Repeat every record below exactly, omitting any pictures.

┏━━

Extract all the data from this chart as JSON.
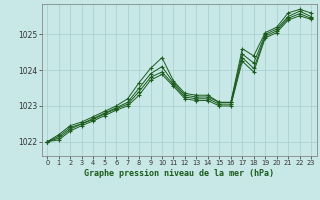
{
  "title": "Graphe pression niveau de la mer (hPa)",
  "background_color": "#c8e8e8",
  "grid_color": "#a8cccc",
  "line_color": "#1a5c1a",
  "xlim": [
    -0.5,
    23.5
  ],
  "ylim": [
    1021.6,
    1025.85
  ],
  "yticks": [
    1022,
    1023,
    1024,
    1025
  ],
  "xticks": [
    0,
    1,
    2,
    3,
    4,
    5,
    6,
    7,
    8,
    9,
    10,
    11,
    12,
    13,
    14,
    15,
    16,
    17,
    18,
    19,
    20,
    21,
    22,
    23
  ],
  "series": [
    [
      1022.0,
      1022.2,
      1022.45,
      1022.55,
      1022.7,
      1022.85,
      1023.0,
      1023.2,
      1023.65,
      1024.05,
      1024.35,
      1023.7,
      1023.35,
      1023.3,
      1023.3,
      1023.1,
      1023.1,
      1024.6,
      1024.4,
      1025.05,
      1025.2,
      1025.6,
      1025.7,
      1025.6
    ],
    [
      1022.0,
      1022.15,
      1022.4,
      1022.5,
      1022.65,
      1022.8,
      1022.95,
      1023.1,
      1023.5,
      1023.9,
      1024.1,
      1023.65,
      1023.3,
      1023.25,
      1023.25,
      1023.1,
      1023.1,
      1024.45,
      1024.2,
      1025.0,
      1025.15,
      1025.5,
      1025.65,
      1025.5
    ],
    [
      1022.0,
      1022.1,
      1022.35,
      1022.5,
      1022.62,
      1022.78,
      1022.92,
      1023.05,
      1023.4,
      1023.8,
      1023.95,
      1023.6,
      1023.25,
      1023.2,
      1023.2,
      1023.05,
      1023.05,
      1024.35,
      1024.05,
      1024.95,
      1025.1,
      1025.45,
      1025.58,
      1025.45
    ],
    [
      1022.0,
      1022.05,
      1022.3,
      1022.45,
      1022.58,
      1022.73,
      1022.88,
      1023.0,
      1023.3,
      1023.72,
      1023.88,
      1023.55,
      1023.2,
      1023.15,
      1023.15,
      1023.0,
      1023.0,
      1024.25,
      1023.95,
      1024.9,
      1025.05,
      1025.4,
      1025.52,
      1025.42
    ]
  ]
}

┗━━

# Written response:
Extract all the data from this chart as JSON.
{
  "title": "Graphe pression niveau de la mer (hPa)",
  "background_color": "#c8e8e8",
  "grid_color": "#a8cccc",
  "line_color": "#1a5c1a",
  "xlim": [
    -0.5,
    23.5
  ],
  "ylim": [
    1021.6,
    1025.85
  ],
  "yticks": [
    1022,
    1023,
    1024,
    1025
  ],
  "xticks": [
    0,
    1,
    2,
    3,
    4,
    5,
    6,
    7,
    8,
    9,
    10,
    11,
    12,
    13,
    14,
    15,
    16,
    17,
    18,
    19,
    20,
    21,
    22,
    23
  ],
  "series": [
    [
      1022.0,
      1022.2,
      1022.45,
      1022.55,
      1022.7,
      1022.85,
      1023.0,
      1023.2,
      1023.65,
      1024.05,
      1024.35,
      1023.7,
      1023.35,
      1023.3,
      1023.3,
      1023.1,
      1023.1,
      1024.6,
      1024.4,
      1025.05,
      1025.2,
      1025.6,
      1025.7,
      1025.6
    ],
    [
      1022.0,
      1022.15,
      1022.4,
      1022.5,
      1022.65,
      1022.8,
      1022.95,
      1023.1,
      1023.5,
      1023.9,
      1024.1,
      1023.65,
      1023.3,
      1023.25,
      1023.25,
      1023.1,
      1023.1,
      1024.45,
      1024.2,
      1025.0,
      1025.15,
      1025.5,
      1025.65,
      1025.5
    ],
    [
      1022.0,
      1022.1,
      1022.35,
      1022.5,
      1022.62,
      1022.78,
      1022.92,
      1023.05,
      1023.4,
      1023.8,
      1023.95,
      1023.6,
      1023.25,
      1023.2,
      1023.2,
      1023.05,
      1023.05,
      1024.35,
      1024.05,
      1024.95,
      1025.1,
      1025.45,
      1025.58,
      1025.45
    ],
    [
      1022.0,
      1022.05,
      1022.3,
      1022.45,
      1022.58,
      1022.73,
      1022.88,
      1023.0,
      1023.3,
      1023.72,
      1023.88,
      1023.55,
      1023.2,
      1023.15,
      1023.15,
      1023.0,
      1023.0,
      1024.25,
      1023.95,
      1024.9,
      1025.05,
      1025.4,
      1025.52,
      1025.42
    ]
  ]
}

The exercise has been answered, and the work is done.